[Dataset items]
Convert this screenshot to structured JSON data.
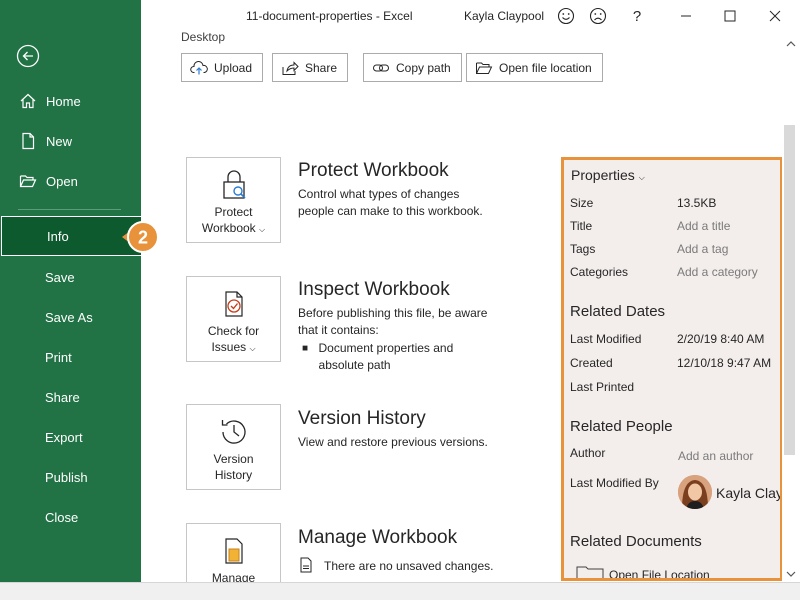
{
  "window": {
    "title": "11-document-properties  -  Excel",
    "user": "Kayla Claypool"
  },
  "sidebar": {
    "items": [
      {
        "label": "Home"
      },
      {
        "label": "New"
      },
      {
        "label": "Open"
      },
      {
        "label": "Info"
      },
      {
        "label": "Save"
      },
      {
        "label": "Save As"
      },
      {
        "label": "Print"
      },
      {
        "label": "Share"
      },
      {
        "label": "Export"
      },
      {
        "label": "Publish"
      },
      {
        "label": "Close"
      }
    ],
    "callout": "2"
  },
  "main": {
    "location": "Desktop",
    "actions": [
      {
        "label": "Upload",
        "icon": "upload-icon"
      },
      {
        "label": "Share",
        "icon": "share-icon"
      },
      {
        "label": "Copy path",
        "icon": "link-icon"
      },
      {
        "label": "Open file location",
        "icon": "folder-icon"
      }
    ],
    "sections": {
      "protect": {
        "btn_line1": "Protect",
        "btn_line2": "Workbook",
        "title": "Protect Workbook",
        "desc": "Control what types of changes people can make to this workbook."
      },
      "inspect": {
        "btn_line1": "Check for",
        "btn_line2": "Issues",
        "title": "Inspect Workbook",
        "desc": "Before publishing this file, be aware that it contains:",
        "bullets": [
          "Document properties and absolute path"
        ]
      },
      "version": {
        "btn_line1": "Version",
        "btn_line2": "History",
        "title": "Version History",
        "desc": "View and restore previous versions."
      },
      "manage": {
        "btn_line1": "Manage",
        "title": "Manage Workbook",
        "desc": "There are no unsaved changes."
      }
    }
  },
  "properties": {
    "header": "Properties",
    "rows": [
      {
        "label": "Size",
        "value": "13.5KB"
      },
      {
        "label": "Title",
        "value": "Add a title"
      },
      {
        "label": "Tags",
        "value": "Add a tag"
      },
      {
        "label": "Categories",
        "value": "Add a category"
      }
    ],
    "dates_header": "Related Dates",
    "dates": [
      {
        "label": "Last Modified",
        "value": "2/20/19 8:40 AM"
      },
      {
        "label": "Created",
        "value": "12/10/18 9:47 AM"
      },
      {
        "label": "Last Printed",
        "value": ""
      }
    ],
    "people_header": "Related People",
    "author_label": "Author",
    "author_placeholder": "Add an author",
    "last_modified_by_label": "Last Modified By",
    "last_modified_by": "Kayla Clay",
    "docs_header": "Related Documents",
    "open_location": "Open File Location"
  },
  "colors": {
    "accent": "#217346",
    "highlight": "#e8923b"
  }
}
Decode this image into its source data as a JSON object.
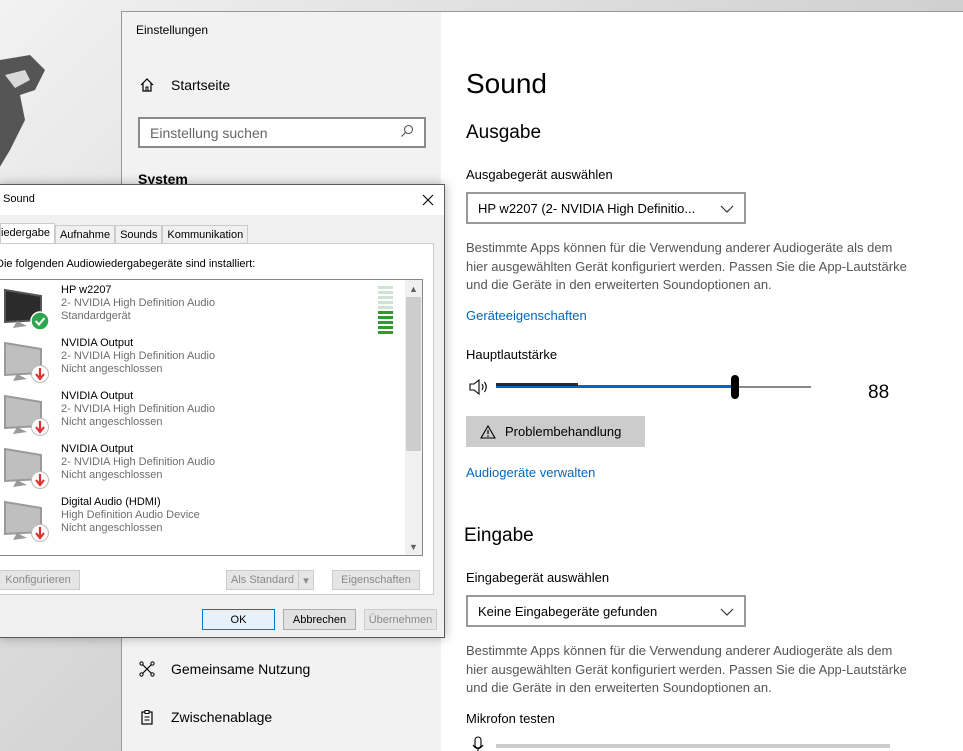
{
  "settings": {
    "window_title": "Einstellungen",
    "home_label": "Startseite",
    "search_placeholder": "Einstellung suchen",
    "section_system": "System",
    "nav_share": "Gemeinsame Nutzung",
    "nav_clipboard": "Zwischenablage"
  },
  "sound_page": {
    "title": "Sound",
    "output_heading": "Ausgabe",
    "output_select_label": "Ausgabegerät auswählen",
    "output_device": "HP w2207 (2- NVIDIA High Definitio...",
    "output_desc": "Bestimmte Apps können für die Verwendung anderer Audiogeräte als dem hier ausgewählten Gerät konfiguriert werden. Passen Sie die App-Lautstärke und die Geräte in den erweiterten Soundoptionen an.",
    "device_properties_link": "Geräteeigenschaften",
    "master_volume_label": "Hauptlautstärke",
    "volume_value": "88",
    "volume_level": 0.88,
    "peak_level": 0.5,
    "troubleshoot_button": "Problembehandlung",
    "manage_devices_link": "Audiogeräte verwalten",
    "input_heading": "Eingabe",
    "input_select_label": "Eingabegerät auswählen",
    "input_device": "Keine Eingabegeräte gefunden",
    "input_desc": "Bestimmte Apps können für die Verwendung anderer Audiogeräte als dem hier ausgewählten Gerät konfiguriert werden. Passen Sie die App-Lautstärke und die Geräte in den erweiterten Soundoptionen an.",
    "mic_test_label": "Mikrofon testen"
  },
  "sound_dialog": {
    "title": "Sound",
    "tabs": [
      "iedergabe",
      "Aufnahme",
      "Sounds",
      "Kommunikation"
    ],
    "intro": "Die folgenden Audiowiedergabegeräte sind installiert:",
    "devices": [
      {
        "name": "HP w2207",
        "driver": "2- NVIDIA High Definition Audio",
        "status": "Standardgerät",
        "badge": "check-badge-icon"
      },
      {
        "name": "NVIDIA Output",
        "driver": "2- NVIDIA High Definition Audio",
        "status": "Nicht angeschlossen",
        "badge": "disconnected-badge-icon"
      },
      {
        "name": "NVIDIA Output",
        "driver": "2- NVIDIA High Definition Audio",
        "status": "Nicht angeschlossen",
        "badge": "disconnected-badge-icon"
      },
      {
        "name": "NVIDIA Output",
        "driver": "2- NVIDIA High Definition Audio",
        "status": "Nicht angeschlossen",
        "badge": "disconnected-badge-icon"
      },
      {
        "name": "Digital Audio (HDMI)",
        "driver": "High Definition Audio Device",
        "status": "Nicht angeschlossen",
        "badge": "disconnected-badge-icon"
      }
    ],
    "meter_lit": 5,
    "meter_total": 10,
    "buttons": {
      "configure": "Konfigurieren",
      "set_default": "Als Standard",
      "properties": "Eigenschaften",
      "ok": "OK",
      "cancel": "Abbrechen",
      "apply": "Übernehmen"
    }
  },
  "colors": {
    "accent": "#0067c0",
    "meter_on": "#2e9b2e",
    "meter_off": "#cfe3d5",
    "check": "#2da44e",
    "disconnected": "#e03131"
  }
}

Written exercise → Write the listing above out again exactly, dropping each image.

Expected answer →
Convert this screenshot to structured JSON data.
{
  "window": {
    "title": "11-document-properties  -  Excel",
    "user": "Kayla Claypool"
  },
  "sidebar": {
    "items": [
      {
        "label": "Home"
      },
      {
        "label": "New"
      },
      {
        "label": "Open"
      },
      {
        "label": "Info"
      },
      {
        "label": "Save"
      },
      {
        "label": "Save As"
      },
      {
        "label": "Print"
      },
      {
        "label": "Share"
      },
      {
        "label": "Export"
      },
      {
        "label": "Publish"
      },
      {
        "label": "Close"
      }
    ],
    "callout": "2"
  },
  "main": {
    "location": "Desktop",
    "actions": [
      {
        "label": "Upload",
        "icon": "upload-icon"
      },
      {
        "label": "Share",
        "icon": "share-icon"
      },
      {
        "label": "Copy path",
        "icon": "link-icon"
      },
      {
        "label": "Open file location",
        "icon": "folder-icon"
      }
    ],
    "sections": {
      "protect": {
        "btn_line1": "Protect",
        "btn_line2": "Workbook",
        "title": "Protect Workbook",
        "desc": "Control what types of changes people can make to this workbook."
      },
      "inspect": {
        "btn_line1": "Check for",
        "btn_line2": "Issues",
        "title": "Inspect Workbook",
        "desc": "Before publishing this file, be aware that it contains:",
        "bullets": [
          "Document properties and absolute path"
        ]
      },
      "version": {
        "btn_line1": "Version",
        "btn_line2": "History",
        "title": "Version History",
        "desc": "View and restore previous versions."
      },
      "manage": {
        "btn_line1": "Manage",
        "title": "Manage Workbook",
        "desc": "There are no unsaved changes."
      }
    }
  },
  "properties": {
    "header": "Properties",
    "rows": [
      {
        "label": "Size",
        "value": "13.5KB"
      },
      {
        "label": "Title",
        "value": "Add a title"
      },
      {
        "label": "Tags",
        "value": "Add a tag"
      },
      {
        "label": "Categories",
        "value": "Add a category"
      }
    ],
    "dates_header": "Related Dates",
    "dates": [
      {
        "label": "Last Modified",
        "value": "2/20/19 8:40 AM"
      },
      {
        "label": "Created",
        "value": "12/10/18 9:47 AM"
      },
      {
        "label": "Last Printed",
        "value": ""
      }
    ],
    "people_header": "Related People",
    "author_label": "Author",
    "author_placeholder": "Add an author",
    "last_modified_by_label": "Last Modified By",
    "last_modified_by": "Kayla Clay",
    "docs_header": "Related Documents",
    "open_location": "Open File Location"
  },
  "colors": {
    "accent": "#217346",
    "highlight": "#e8923b"
  }
}
Decode this image into its source data as a JSON object.
{
  "settings": {
    "window_title": "Einstellungen",
    "home_label": "Startseite",
    "search_placeholder": "Einstellung suchen",
    "section_system": "System",
    "nav_share": "Gemeinsame Nutzung",
    "nav_clipboard": "Zwischenablage"
  },
  "sound_page": {
    "title": "Sound",
    "output_heading": "Ausgabe",
    "output_select_label": "Ausgabegerät auswählen",
    "output_device": "HP w2207 (2- NVIDIA High Definitio...",
    "output_desc": "Bestimmte Apps können für die Verwendung anderer Audiogeräte als dem hier ausgewählten Gerät konfiguriert werden. Passen Sie die App-Lautstärke und die Geräte in den erweiterten Soundoptionen an.",
    "device_properties_link": "Geräteeigenschaften",
    "master_volume_label": "Hauptlautstärke",
    "volume_value": "88",
    "volume_level": 0.88,
    "peak_level": 0.5,
    "troubleshoot_button": "Problembehandlung",
    "manage_devices_link": "Audiogeräte verwalten",
    "input_heading": "Eingabe",
    "input_select_label": "Eingabegerät auswählen",
    "input_device": "Keine Eingabegeräte gefunden",
    "input_desc": "Bestimmte Apps können für die Verwendung anderer Audiogeräte als dem hier ausgewählten Gerät konfiguriert werden. Passen Sie die App-Lautstärke und die Geräte in den erweiterten Soundoptionen an.",
    "mic_test_label": "Mikrofon testen"
  },
  "sound_dialog": {
    "title": "Sound",
    "tabs": [
      "iedergabe",
      "Aufnahme",
      "Sounds",
      "Kommunikation"
    ],
    "intro": "Die folgenden Audiowiedergabegeräte sind installiert:",
    "devices": [
      {
        "name": "HP w2207",
        "driver": "2- NVIDIA High Definition Audio",
        "status": "Standardgerät",
        "badge": "check-badge-icon"
      },
      {
        "name": "NVIDIA Output",
        "driver": "2- NVIDIA High Definition Audio",
        "status": "Nicht angeschlossen",
        "badge": "disconnected-badge-icon"
      },
      {
        "name": "NVIDIA Output",
        "driver": "2- NVIDIA High Definition Audio",
        "status": "Nicht angeschlossen",
        "badge": "disconnected-badge-icon"
      },
      {
        "name": "NVIDIA Output",
        "driver": "2- NVIDIA High Definition Audio",
        "status": "Nicht angeschlossen",
        "badge": "disconnected-badge-icon"
      },
      {
        "name": "Digital Audio (HDMI)",
        "driver": "High Definition Audio Device",
        "status": "Nicht angeschlossen",
        "badge": "disconnected-badge-icon"
      }
    ],
    "meter_lit": 5,
    "meter_total": 10,
    "buttons": {
      "configure": "Konfigurieren",
      "set_default": "Als Standard",
      "properties": "Eigenschaften",
      "ok": "OK",
      "cancel": "Abbrechen",
      "apply": "Übernehmen"
    }
  },
  "colors": {
    "accent": "#0067c0",
    "meter_on": "#2e9b2e",
    "meter_off": "#cfe3d5",
    "check": "#2da44e",
    "disconnected": "#e03131"
  }
}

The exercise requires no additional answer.